• RECORDS FOR THE TASK:
⟨
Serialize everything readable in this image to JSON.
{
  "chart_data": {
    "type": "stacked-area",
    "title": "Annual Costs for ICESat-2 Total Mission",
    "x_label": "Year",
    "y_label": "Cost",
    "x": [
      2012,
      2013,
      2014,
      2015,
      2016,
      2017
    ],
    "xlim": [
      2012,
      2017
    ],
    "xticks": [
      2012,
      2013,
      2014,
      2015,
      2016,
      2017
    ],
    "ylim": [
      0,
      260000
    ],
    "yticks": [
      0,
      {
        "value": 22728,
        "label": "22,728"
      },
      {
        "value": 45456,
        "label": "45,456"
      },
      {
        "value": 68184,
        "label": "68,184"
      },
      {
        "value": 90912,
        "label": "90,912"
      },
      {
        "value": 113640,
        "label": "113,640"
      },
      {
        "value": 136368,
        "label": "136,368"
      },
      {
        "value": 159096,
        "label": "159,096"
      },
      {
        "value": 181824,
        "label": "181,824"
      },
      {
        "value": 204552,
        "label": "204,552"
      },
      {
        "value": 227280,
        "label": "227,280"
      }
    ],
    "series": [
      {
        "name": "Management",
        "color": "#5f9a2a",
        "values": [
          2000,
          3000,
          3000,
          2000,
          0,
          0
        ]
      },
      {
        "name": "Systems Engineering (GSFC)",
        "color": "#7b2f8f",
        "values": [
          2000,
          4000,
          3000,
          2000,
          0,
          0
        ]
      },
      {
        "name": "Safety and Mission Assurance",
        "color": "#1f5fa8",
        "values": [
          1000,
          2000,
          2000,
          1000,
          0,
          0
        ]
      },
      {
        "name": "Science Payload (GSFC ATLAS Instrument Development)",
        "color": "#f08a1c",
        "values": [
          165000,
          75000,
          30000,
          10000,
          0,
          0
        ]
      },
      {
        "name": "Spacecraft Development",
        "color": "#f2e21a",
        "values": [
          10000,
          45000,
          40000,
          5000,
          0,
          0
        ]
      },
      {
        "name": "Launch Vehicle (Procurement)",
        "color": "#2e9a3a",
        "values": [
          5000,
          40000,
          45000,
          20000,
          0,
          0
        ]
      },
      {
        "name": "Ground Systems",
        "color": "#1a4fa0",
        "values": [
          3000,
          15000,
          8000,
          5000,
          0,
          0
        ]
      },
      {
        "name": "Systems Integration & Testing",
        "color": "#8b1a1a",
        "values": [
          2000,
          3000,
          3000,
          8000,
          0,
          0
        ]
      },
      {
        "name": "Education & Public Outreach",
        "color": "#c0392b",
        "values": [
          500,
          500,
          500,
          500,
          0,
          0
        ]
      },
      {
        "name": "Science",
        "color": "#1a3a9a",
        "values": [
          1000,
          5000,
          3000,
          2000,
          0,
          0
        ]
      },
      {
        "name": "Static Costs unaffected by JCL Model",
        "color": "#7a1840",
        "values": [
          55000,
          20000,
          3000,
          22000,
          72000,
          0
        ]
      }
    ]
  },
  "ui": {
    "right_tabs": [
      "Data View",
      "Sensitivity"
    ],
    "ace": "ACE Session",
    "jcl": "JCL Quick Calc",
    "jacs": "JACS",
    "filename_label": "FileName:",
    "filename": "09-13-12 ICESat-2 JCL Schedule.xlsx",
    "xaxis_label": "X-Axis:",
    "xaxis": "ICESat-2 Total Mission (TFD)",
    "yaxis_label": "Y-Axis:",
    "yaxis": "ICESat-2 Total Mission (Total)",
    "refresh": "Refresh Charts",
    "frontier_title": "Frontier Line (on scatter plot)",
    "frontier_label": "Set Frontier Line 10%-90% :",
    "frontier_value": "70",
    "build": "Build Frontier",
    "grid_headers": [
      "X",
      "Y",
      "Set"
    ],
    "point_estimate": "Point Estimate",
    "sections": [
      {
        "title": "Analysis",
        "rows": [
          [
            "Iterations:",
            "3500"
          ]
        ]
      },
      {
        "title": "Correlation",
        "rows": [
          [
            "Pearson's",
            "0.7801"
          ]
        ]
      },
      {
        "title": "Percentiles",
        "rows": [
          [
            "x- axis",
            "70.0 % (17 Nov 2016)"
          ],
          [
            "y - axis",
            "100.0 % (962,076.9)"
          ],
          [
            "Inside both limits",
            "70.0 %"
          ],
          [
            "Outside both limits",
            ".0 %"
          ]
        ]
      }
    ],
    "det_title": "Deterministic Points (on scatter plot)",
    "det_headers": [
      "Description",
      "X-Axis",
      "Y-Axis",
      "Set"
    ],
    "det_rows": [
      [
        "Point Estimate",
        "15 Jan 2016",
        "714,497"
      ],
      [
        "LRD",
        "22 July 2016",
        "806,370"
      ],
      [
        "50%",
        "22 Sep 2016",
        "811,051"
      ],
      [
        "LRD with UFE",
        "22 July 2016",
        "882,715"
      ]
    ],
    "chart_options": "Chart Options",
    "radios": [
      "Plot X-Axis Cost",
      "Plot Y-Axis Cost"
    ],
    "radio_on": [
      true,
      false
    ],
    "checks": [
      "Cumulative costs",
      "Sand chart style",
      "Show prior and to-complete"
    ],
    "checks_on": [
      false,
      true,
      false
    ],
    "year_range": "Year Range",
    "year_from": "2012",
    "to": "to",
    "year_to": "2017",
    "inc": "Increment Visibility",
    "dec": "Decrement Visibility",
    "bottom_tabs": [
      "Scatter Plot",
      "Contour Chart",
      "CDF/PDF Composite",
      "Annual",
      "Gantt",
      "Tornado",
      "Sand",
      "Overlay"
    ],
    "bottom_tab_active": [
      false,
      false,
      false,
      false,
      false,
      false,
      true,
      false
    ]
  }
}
⟩
Quote the data in full, keeping each word unchanged.

• THE ANSWER:
Serialize everything readable in this image to JSON.
{
  "chart_data": {
    "type": "stacked-area",
    "title": "Annual Costs for ICESat-2 Total Mission",
    "x_label": "Year",
    "y_label": "Cost",
    "x": [
      2012,
      2013,
      2014,
      2015,
      2016,
      2017
    ],
    "xlim": [
      2012,
      2017
    ],
    "xticks": [
      2012,
      2013,
      2014,
      2015,
      2016,
      2017
    ],
    "ylim": [
      0,
      260000
    ],
    "yticks": [
      0,
      {
        "value": 22728,
        "label": "22,728"
      },
      {
        "value": 45456,
        "label": "45,456"
      },
      {
        "value": 68184,
        "label": "68,184"
      },
      {
        "value": 90912,
        "label": "90,912"
      },
      {
        "value": 113640,
        "label": "113,640"
      },
      {
        "value": 136368,
        "label": "136,368"
      },
      {
        "value": 159096,
        "label": "159,096"
      },
      {
        "value": 181824,
        "label": "181,824"
      },
      {
        "value": 204552,
        "label": "204,552"
      },
      {
        "value": 227280,
        "label": "227,280"
      }
    ],
    "series": [
      {
        "name": "Management",
        "color": "#5f9a2a",
        "values": [
          2000,
          3000,
          3000,
          2000,
          0,
          0
        ]
      },
      {
        "name": "Systems Engineering (GSFC)",
        "color": "#7b2f8f",
        "values": [
          2000,
          4000,
          3000,
          2000,
          0,
          0
        ]
      },
      {
        "name": "Safety and Mission Assurance",
        "color": "#1f5fa8",
        "values": [
          1000,
          2000,
          2000,
          1000,
          0,
          0
        ]
      },
      {
        "name": "Science Payload (GSFC ATLAS Instrument Development)",
        "color": "#f08a1c",
        "values": [
          165000,
          75000,
          30000,
          10000,
          0,
          0
        ]
      },
      {
        "name": "Spacecraft Development",
        "color": "#f2e21a",
        "values": [
          10000,
          45000,
          40000,
          5000,
          0,
          0
        ]
      },
      {
        "name": "Launch Vehicle (Procurement)",
        "color": "#2e9a3a",
        "values": [
          5000,
          40000,
          45000,
          20000,
          0,
          0
        ]
      },
      {
        "name": "Ground Systems",
        "color": "#1a4fa0",
        "values": [
          3000,
          15000,
          8000,
          5000,
          0,
          0
        ]
      },
      {
        "name": "Systems Integration & Testing",
        "color": "#8b1a1a",
        "values": [
          2000,
          3000,
          3000,
          8000,
          0,
          0
        ]
      },
      {
        "name": "Education & Public Outreach",
        "color": "#c0392b",
        "values": [
          500,
          500,
          500,
          500,
          0,
          0
        ]
      },
      {
        "name": "Science",
        "color": "#1a3a9a",
        "values": [
          1000,
          5000,
          3000,
          2000,
          0,
          0
        ]
      },
      {
        "name": "Static Costs unaffected by JCL Model",
        "color": "#7a1840",
        "values": [
          55000,
          20000,
          3000,
          22000,
          72000,
          0
        ]
      }
    ]
  },
  "ui": {
    "right_tabs": [
      "Data View",
      "Sensitivity"
    ],
    "ace": "ACE Session",
    "jcl": "JCL Quick Calc",
    "jacs": "JACS",
    "filename_label": "FileName:",
    "filename": "09-13-12 ICESat-2 JCL Schedule.xlsx",
    "xaxis_label": "X-Axis:",
    "xaxis": "ICESat-2 Total Mission (TFD)",
    "yaxis_label": "Y-Axis:",
    "yaxis": "ICESat-2 Total Mission (Total)",
    "refresh": "Refresh Charts",
    "frontier_title": "Frontier Line (on scatter plot)",
    "frontier_label": "Set Frontier Line 10%-90% :",
    "frontier_value": "70",
    "build": "Build Frontier",
    "grid_headers": [
      "X",
      "Y",
      "Set"
    ],
    "point_estimate": "Point Estimate",
    "sections": [
      {
        "title": "Analysis",
        "rows": [
          [
            "Iterations:",
            "3500"
          ]
        ]
      },
      {
        "title": "Correlation",
        "rows": [
          [
            "Pearson's",
            "0.7801"
          ]
        ]
      },
      {
        "title": "Percentiles",
        "rows": [
          [
            "x- axis",
            "70.0 % (17 Nov 2016)"
          ],
          [
            "y - axis",
            "100.0 % (962,076.9)"
          ],
          [
            "Inside both limits",
            "70.0 %"
          ],
          [
            "Outside both limits",
            ".0 %"
          ]
        ]
      }
    ],
    "det_title": "Deterministic Points (on scatter plot)",
    "det_headers": [
      "Description",
      "X-Axis",
      "Y-Axis",
      "Set"
    ],
    "det_rows": [
      [
        "Point Estimate",
        "15 Jan 2016",
        "714,497"
      ],
      [
        "LRD",
        "22 July 2016",
        "806,370"
      ],
      [
        "50%",
        "22 Sep 2016",
        "811,051"
      ],
      [
        "LRD with UFE",
        "22 July 2016",
        "882,715"
      ]
    ],
    "chart_options": "Chart Options",
    "radios": [
      "Plot X-Axis Cost",
      "Plot Y-Axis Cost"
    ],
    "radio_on": [
      true,
      false
    ],
    "checks": [
      "Cumulative costs",
      "Sand chart style",
      "Show prior and to-complete"
    ],
    "checks_on": [
      false,
      true,
      false
    ],
    "year_range": "Year Range",
    "year_from": "2012",
    "to": "to",
    "year_to": "2017",
    "inc": "Increment Visibility",
    "dec": "Decrement Visibility",
    "bottom_tabs": [
      "Scatter Plot",
      "Contour Chart",
      "CDF/PDF Composite",
      "Annual",
      "Gantt",
      "Tornado",
      "Sand",
      "Overlay"
    ],
    "bottom_tab_active": [
      false,
      false,
      false,
      false,
      false,
      false,
      true,
      false
    ]
  }
}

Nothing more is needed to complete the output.